> TASK
From the listing below, count the lines where the string "panel" occurs. Give the number, with no other words.

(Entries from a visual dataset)
§
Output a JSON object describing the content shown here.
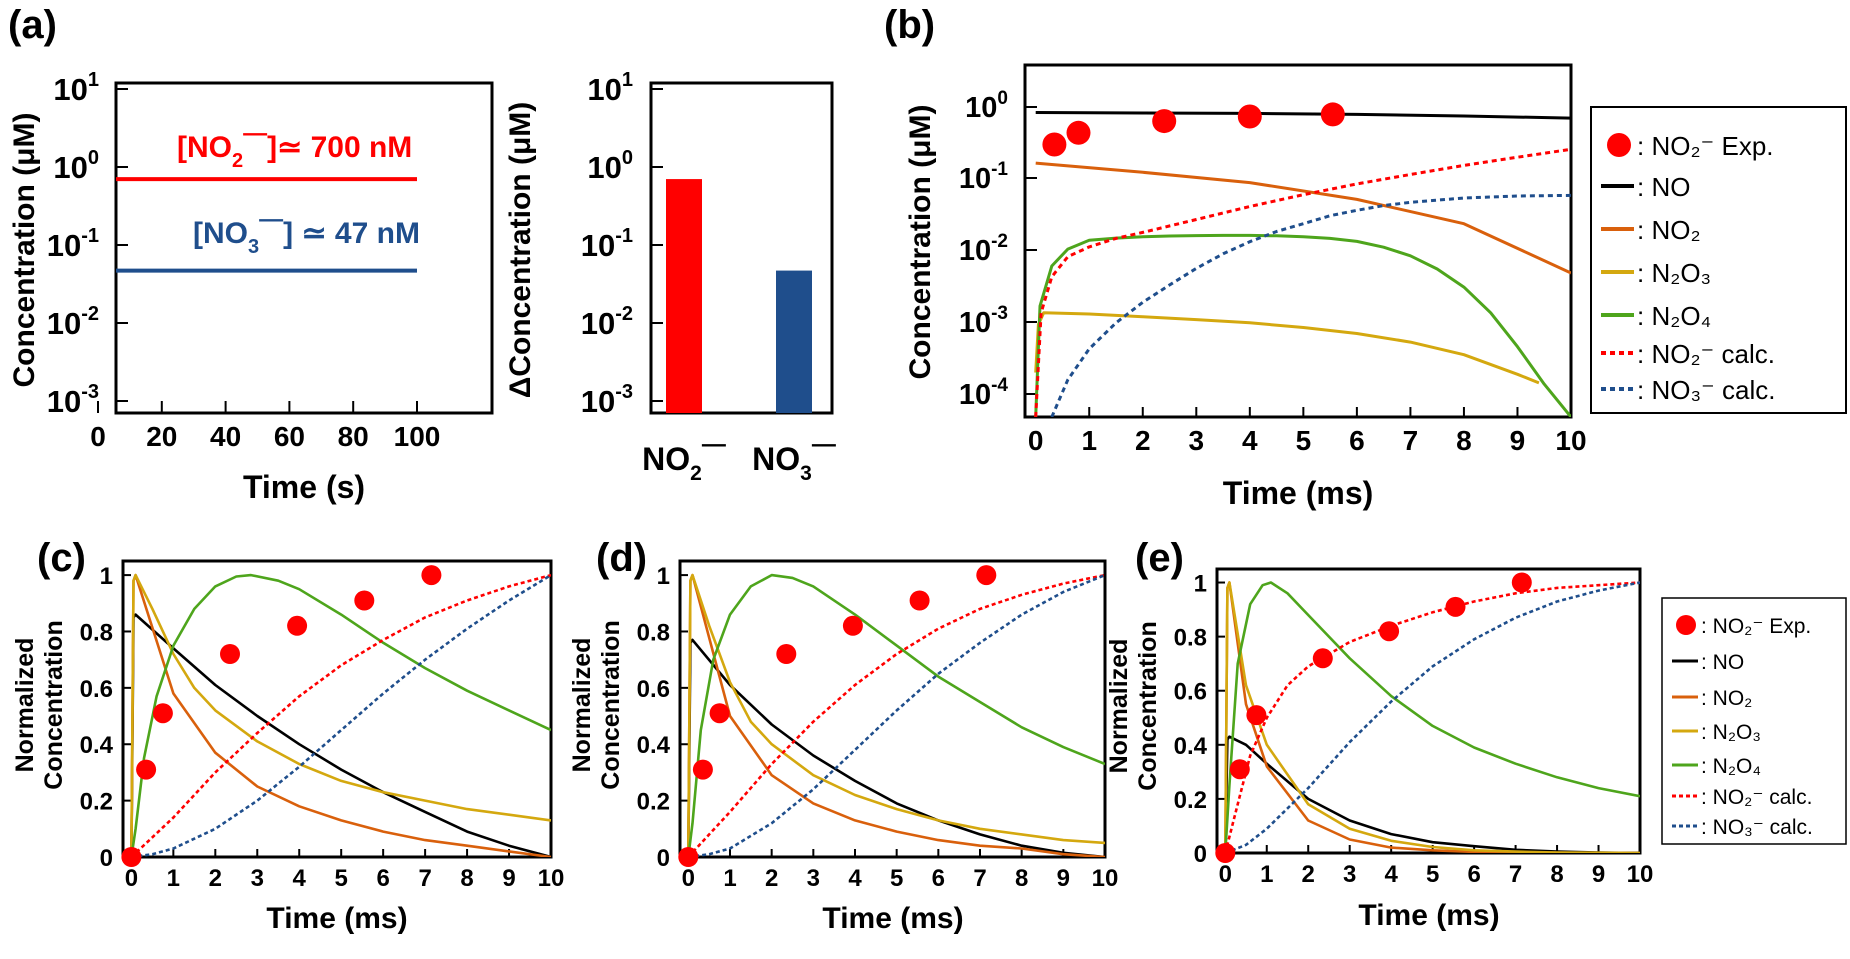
{
  "colors": {
    "red": "#ff0000",
    "blue": "#1f4e8c",
    "black": "#000000",
    "orange": "#d9600c",
    "gold": "#d4a80f",
    "green": "#4ea51c"
  },
  "legend": {
    "no2exp": "NO₂⁻ Exp.",
    "no": "NO",
    "no2": "NO₂",
    "n2o3": "N₂O₃",
    "n2o4": "N₂O₄",
    "no2calc": "NO₂⁻ calc.",
    "no3calc": "NO₃⁻ calc."
  },
  "chart_data": [
    {
      "panel": "(a)",
      "type": "line",
      "xlabel": "Time (s)",
      "ylabel": "Concentration (μM)",
      "xlim": [
        0,
        100
      ],
      "ylim": [
        0.0005,
        10
      ],
      "yscale": "log",
      "xticks": [
        0,
        20,
        40,
        60,
        80,
        100
      ],
      "series": [
        {
          "color": "#ff0000",
          "x": [
            0,
            0.2,
            100
          ],
          "y": [
            0.0005,
            0.7,
            0.7
          ]
        },
        {
          "color": "#1f4e8c",
          "x": [
            0,
            0.2,
            100
          ],
          "y": [
            0.0005,
            0.047,
            0.047
          ]
        }
      ],
      "annotations": [
        "[NO₂⁻] ≃ 700 nM",
        "[NO₃⁻] ≃ 47 nM"
      ]
    },
    {
      "panel": "(a)",
      "type": "bar",
      "ylabel": "ΔConcentration (μM)",
      "ylim": [
        0.0005,
        10
      ],
      "yscale": "log",
      "categories": [
        "NO₂⁻",
        "NO₃⁻"
      ],
      "values": [
        0.7,
        0.047
      ],
      "colors": [
        "#ff0000",
        "#1f4e8c"
      ]
    },
    {
      "panel": "(b)",
      "type": "line",
      "xlabel": "Time (ms)",
      "ylabel": "Concentration (μM)",
      "xlim": [
        -0.2,
        10
      ],
      "ylim": [
        5e-05,
        3
      ],
      "yscale": "log",
      "xticks": [
        0,
        1,
        2,
        3,
        4,
        5,
        6,
        7,
        8,
        9,
        10
      ],
      "series": [
        {
          "name": "NO₂⁻ Exp.",
          "kind": "scatter",
          "x": [
            0.35,
            0.8,
            2.4,
            4.0,
            5.55
          ],
          "y": [
            0.25,
            0.36,
            0.52,
            0.6,
            0.64
          ]
        },
        {
          "name": "NO",
          "x": [
            0,
            2,
            4,
            6,
            8,
            10
          ],
          "y": [
            0.68,
            0.67,
            0.66,
            0.64,
            0.61,
            0.57
          ]
        },
        {
          "name": "NO₂",
          "x": [
            0,
            2,
            4,
            6,
            8,
            10
          ],
          "y": [
            0.14,
            0.105,
            0.076,
            0.045,
            0.021,
            0.0045
          ]
        },
        {
          "name": "N₂O₃",
          "x": [
            0,
            0.05,
            0.15,
            1,
            2,
            3,
            4,
            5,
            6,
            7,
            8,
            9,
            9.4
          ],
          "y": [
            0.0002,
            0.0009,
            0.0013,
            0.00125,
            0.00115,
            0.00105,
            0.00095,
            0.00082,
            0.00068,
            0.00052,
            0.00035,
            0.00019,
            0.000145
          ]
        },
        {
          "name": "N₂O₄",
          "x": [
            0,
            0.08,
            0.3,
            0.6,
            1,
            1.5,
            2,
            2.5,
            3,
            3.5,
            4,
            4.5,
            5,
            5.5,
            6,
            6.5,
            7,
            7.5,
            8,
            8.5,
            9,
            9.5,
            10
          ],
          "y": [
            5e-05,
            0.0016,
            0.0056,
            0.0095,
            0.0125,
            0.0134,
            0.014,
            0.0143,
            0.0145,
            0.0146,
            0.0146,
            0.0144,
            0.014,
            0.0133,
            0.0121,
            0.0101,
            0.0077,
            0.0051,
            0.0029,
            0.0013,
            0.00045,
            0.00014,
            5e-05
          ]
        },
        {
          "name": "NO₂⁻ calc.",
          "x": [
            0,
            0.1,
            0.3,
            0.6,
            1,
            1.5,
            2,
            3,
            4,
            5,
            6,
            7,
            8,
            9,
            10
          ],
          "y": [
            5e-05,
            0.0013,
            0.004,
            0.0075,
            0.0102,
            0.0133,
            0.016,
            0.024,
            0.036,
            0.052,
            0.073,
            0.098,
            0.13,
            0.168,
            0.215
          ]
        },
        {
          "name": "NO₃⁻ calc.",
          "x": [
            0.3,
            0.6,
            1,
            1.5,
            2,
            2.5,
            3,
            3.5,
            4,
            4.5,
            5,
            5.5,
            6,
            6.5,
            7,
            8,
            9,
            10
          ],
          "y": [
            5e-05,
            0.00016,
            0.00042,
            0.00095,
            0.0018,
            0.0031,
            0.0052,
            0.0082,
            0.012,
            0.0165,
            0.021,
            0.027,
            0.032,
            0.037,
            0.041,
            0.047,
            0.05,
            0.051
          ]
        }
      ]
    },
    {
      "panel": "(c)",
      "type": "line",
      "xlabel": "Time (ms)",
      "ylabel": "Normalized Concentration",
      "xlim": [
        -0.2,
        10
      ],
      "ylim": [
        0,
        1.05
      ],
      "xticks": [
        0,
        1,
        2,
        3,
        4,
        5,
        6,
        7,
        8,
        9,
        10
      ],
      "yticks": [
        0,
        0.2,
        0.4,
        0.6,
        0.8,
        1
      ],
      "series": [
        {
          "name": "NO₂⁻ Exp.",
          "kind": "scatter",
          "x": [
            0,
            0.35,
            0.75,
            2.35,
            3.95,
            5.55,
            7.15
          ],
          "y": [
            0,
            0.31,
            0.51,
            0.72,
            0.82,
            0.91,
            1.0
          ]
        },
        {
          "name": "NO",
          "x": [
            0,
            0.05,
            0.1,
            1,
            2,
            3,
            4,
            5,
            6,
            7,
            8,
            9,
            10
          ],
          "y": [
            0,
            0.85,
            0.86,
            0.74,
            0.61,
            0.5,
            0.4,
            0.31,
            0.23,
            0.16,
            0.09,
            0.04,
            0.0
          ]
        },
        {
          "name": "NO₂",
          "x": [
            0,
            0.05,
            0.1,
            1,
            2,
            3,
            4,
            5,
            6,
            7,
            8,
            9,
            10
          ],
          "y": [
            0,
            0.98,
            1.0,
            0.58,
            0.37,
            0.25,
            0.18,
            0.13,
            0.09,
            0.06,
            0.04,
            0.02,
            0.0
          ]
        },
        {
          "name": "N₂O₃",
          "x": [
            0,
            0.05,
            0.1,
            0.5,
            1,
            1.5,
            2,
            3,
            4,
            5,
            6,
            7,
            8,
            9,
            10
          ],
          "y": [
            0,
            0.98,
            1.0,
            0.88,
            0.72,
            0.6,
            0.52,
            0.41,
            0.33,
            0.27,
            0.23,
            0.2,
            0.17,
            0.15,
            0.13
          ]
        },
        {
          "name": "N₂O₄",
          "x": [
            0,
            0.1,
            0.3,
            0.6,
            1,
            1.5,
            2,
            2.5,
            2.85,
            3.5,
            4,
            5,
            6,
            7,
            8,
            9,
            10
          ],
          "y": [
            0,
            0.1,
            0.35,
            0.57,
            0.75,
            0.88,
            0.96,
            0.995,
            1.0,
            0.98,
            0.95,
            0.86,
            0.76,
            0.67,
            0.59,
            0.52,
            0.45
          ]
        },
        {
          "name": "NO₂⁻ calc.",
          "x": [
            0,
            0.5,
            1,
            2,
            3,
            4,
            5,
            6,
            7,
            8,
            9,
            10
          ],
          "y": [
            0,
            0.07,
            0.14,
            0.3,
            0.44,
            0.57,
            0.68,
            0.77,
            0.85,
            0.91,
            0.96,
            1.0
          ]
        },
        {
          "name": "NO₃⁻ calc.",
          "x": [
            0,
            0.5,
            1,
            2,
            3,
            4,
            5,
            6,
            7,
            8,
            9,
            10
          ],
          "y": [
            0,
            0.01,
            0.03,
            0.1,
            0.2,
            0.32,
            0.45,
            0.58,
            0.7,
            0.81,
            0.91,
            1.0
          ]
        }
      ]
    },
    {
      "panel": "(d)",
      "type": "line",
      "xlabel": "Time (ms)",
      "ylabel": "Normalized Concentration",
      "xlim": [
        -0.2,
        10
      ],
      "ylim": [
        0,
        1.05
      ],
      "xticks": [
        0,
        1,
        2,
        3,
        4,
        5,
        6,
        7,
        8,
        9,
        10
      ],
      "yticks": [
        0,
        0.2,
        0.4,
        0.6,
        0.8,
        1
      ],
      "series": [
        {
          "name": "NO₂⁻ Exp.",
          "kind": "scatter",
          "x": [
            0,
            0.35,
            0.75,
            2.35,
            3.95,
            5.55,
            7.15
          ],
          "y": [
            0,
            0.31,
            0.51,
            0.72,
            0.82,
            0.91,
            1.0
          ]
        },
        {
          "name": "NO",
          "x": [
            0,
            0.05,
            0.1,
            1,
            2,
            3,
            4,
            5,
            6,
            7,
            8,
            9,
            10
          ],
          "y": [
            0,
            0.76,
            0.77,
            0.61,
            0.47,
            0.36,
            0.27,
            0.19,
            0.13,
            0.08,
            0.04,
            0.015,
            0.0
          ]
        },
        {
          "name": "NO₂",
          "x": [
            0,
            0.05,
            0.1,
            1,
            2,
            3,
            4,
            5,
            6,
            7,
            8,
            9,
            10
          ],
          "y": [
            0,
            0.98,
            1.0,
            0.5,
            0.29,
            0.19,
            0.13,
            0.09,
            0.06,
            0.04,
            0.03,
            0.01,
            0.0
          ]
        },
        {
          "name": "N₂O₃",
          "x": [
            0,
            0.05,
            0.1,
            0.5,
            1,
            1.5,
            2,
            3,
            4,
            5,
            6,
            7,
            8,
            9,
            10
          ],
          "y": [
            0,
            0.98,
            1.0,
            0.82,
            0.62,
            0.48,
            0.4,
            0.29,
            0.22,
            0.17,
            0.13,
            0.1,
            0.08,
            0.06,
            0.05
          ]
        },
        {
          "name": "N₂O₄",
          "x": [
            0,
            0.1,
            0.3,
            0.6,
            1,
            1.5,
            2,
            2.5,
            3,
            4,
            5,
            6,
            7,
            8,
            9,
            10
          ],
          "y": [
            0,
            0.12,
            0.45,
            0.7,
            0.86,
            0.96,
            1.0,
            0.99,
            0.96,
            0.86,
            0.75,
            0.64,
            0.55,
            0.46,
            0.39,
            0.33
          ]
        },
        {
          "name": "NO₂⁻ calc.",
          "x": [
            0,
            0.5,
            1,
            2,
            3,
            4,
            5,
            6,
            7,
            8,
            9,
            10
          ],
          "y": [
            0,
            0.08,
            0.16,
            0.33,
            0.48,
            0.61,
            0.72,
            0.81,
            0.88,
            0.93,
            0.97,
            1.0
          ]
        },
        {
          "name": "NO₃⁻ calc.",
          "x": [
            0,
            0.5,
            1,
            2,
            3,
            4,
            5,
            6,
            7,
            8,
            9,
            10
          ],
          "y": [
            0,
            0.01,
            0.03,
            0.12,
            0.24,
            0.38,
            0.52,
            0.65,
            0.76,
            0.86,
            0.94,
            1.0
          ]
        }
      ]
    },
    {
      "panel": "(e)",
      "type": "line",
      "xlabel": "Time (ms)",
      "ylabel": "Normalized Concentration",
      "xlim": [
        -0.2,
        10
      ],
      "ylim": [
        0,
        1.05
      ],
      "xticks": [
        0,
        1,
        2,
        3,
        4,
        5,
        6,
        7,
        8,
        9,
        10
      ],
      "yticks": [
        0,
        0.2,
        0.4,
        0.6,
        0.8,
        1
      ],
      "series": [
        {
          "name": "NO₂⁻ Exp.",
          "kind": "scatter",
          "x": [
            0,
            0.35,
            0.75,
            2.35,
            3.95,
            5.55,
            7.15
          ],
          "y": [
            0,
            0.31,
            0.51,
            0.72,
            0.82,
            0.91,
            1.0
          ]
        },
        {
          "name": "NO",
          "x": [
            0,
            0.05,
            0.1,
            0.5,
            1,
            2,
            3,
            4,
            5,
            6,
            7,
            8,
            9,
            10
          ],
          "y": [
            0,
            0.42,
            0.43,
            0.4,
            0.33,
            0.2,
            0.12,
            0.07,
            0.04,
            0.025,
            0.012,
            0.005,
            0.002,
            0.0
          ]
        },
        {
          "name": "NO₂",
          "x": [
            0,
            0.05,
            0.1,
            0.5,
            1,
            2,
            3,
            4,
            5,
            6,
            7,
            8,
            9,
            10
          ],
          "y": [
            0,
            0.98,
            1.0,
            0.55,
            0.32,
            0.12,
            0.05,
            0.02,
            0.01,
            0.004,
            0.002,
            0.001,
            0.0,
            0.0
          ]
        },
        {
          "name": "N₂O₃",
          "x": [
            0,
            0.05,
            0.1,
            0.5,
            1,
            2,
            3,
            4,
            5,
            6,
            7,
            8,
            9,
            10
          ],
          "y": [
            0,
            0.98,
            1.0,
            0.62,
            0.4,
            0.18,
            0.09,
            0.045,
            0.022,
            0.01,
            0.005,
            0.002,
            0.001,
            0.0
          ]
        },
        {
          "name": "N₂O₄",
          "x": [
            0,
            0.1,
            0.3,
            0.6,
            0.9,
            1.1,
            1.5,
            2,
            3,
            4,
            5,
            6,
            7,
            8,
            9,
            10
          ],
          "y": [
            0,
            0.25,
            0.7,
            0.92,
            0.99,
            1.0,
            0.96,
            0.88,
            0.72,
            0.58,
            0.47,
            0.39,
            0.33,
            0.28,
            0.24,
            0.21
          ]
        },
        {
          "name": "NO₂⁻ calc.",
          "x": [
            0,
            0.3,
            0.6,
            1,
            1.5,
            2,
            3,
            4,
            5,
            6,
            7,
            8,
            9,
            10
          ],
          "y": [
            0,
            0.18,
            0.36,
            0.5,
            0.62,
            0.69,
            0.78,
            0.84,
            0.89,
            0.93,
            0.96,
            0.98,
            0.99,
            1.0
          ]
        },
        {
          "name": "NO₃⁻ calc.",
          "x": [
            0,
            0.5,
            1,
            2,
            3,
            4,
            5,
            6,
            7,
            8,
            9,
            10
          ],
          "y": [
            0,
            0.03,
            0.09,
            0.24,
            0.41,
            0.56,
            0.69,
            0.79,
            0.87,
            0.93,
            0.97,
            1.0
          ]
        }
      ]
    }
  ]
}
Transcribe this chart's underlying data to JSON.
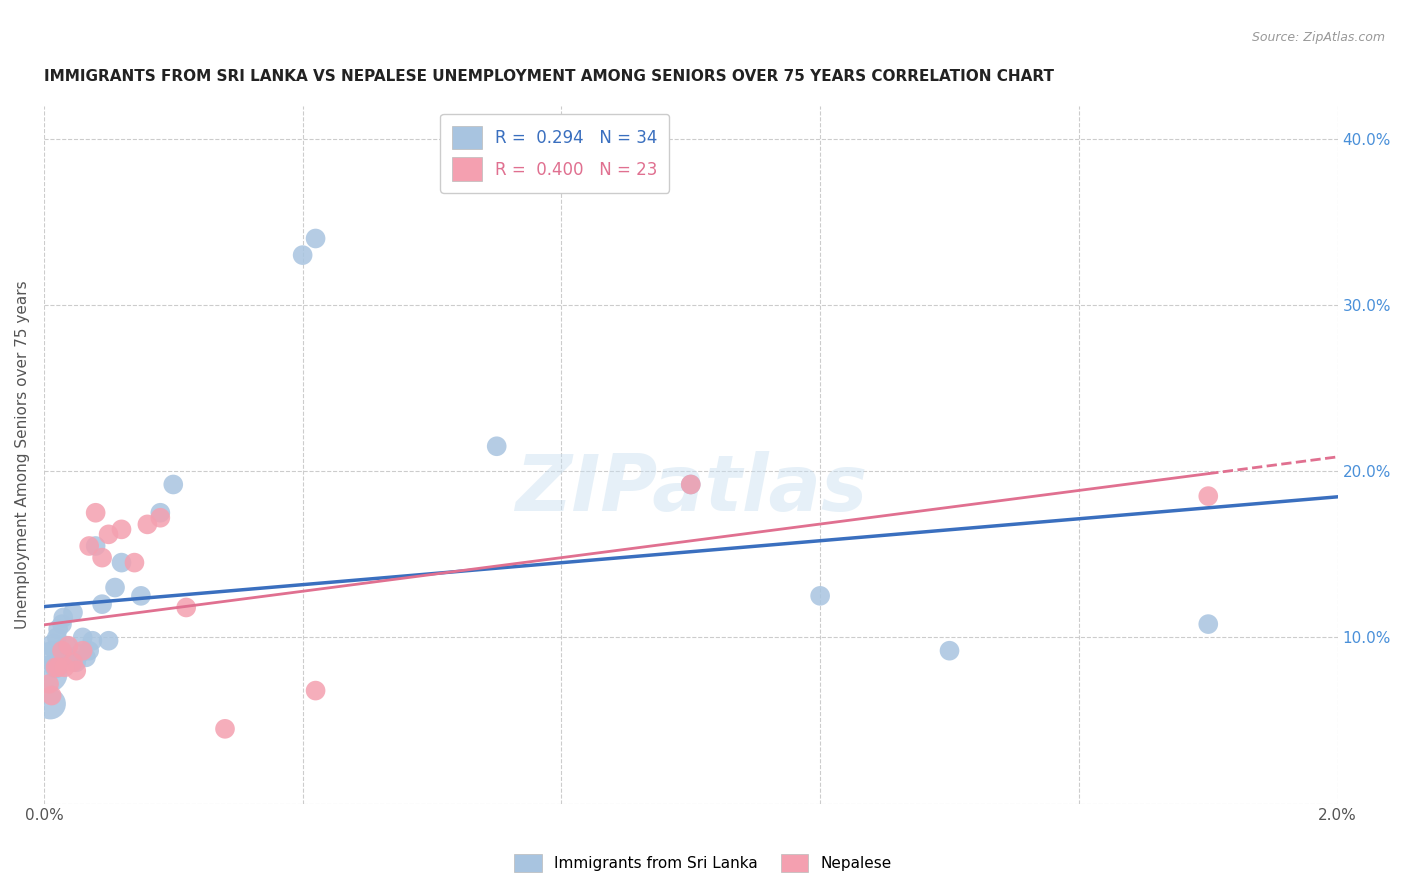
§
> SOLUTION FOR THIS EXERCISE
6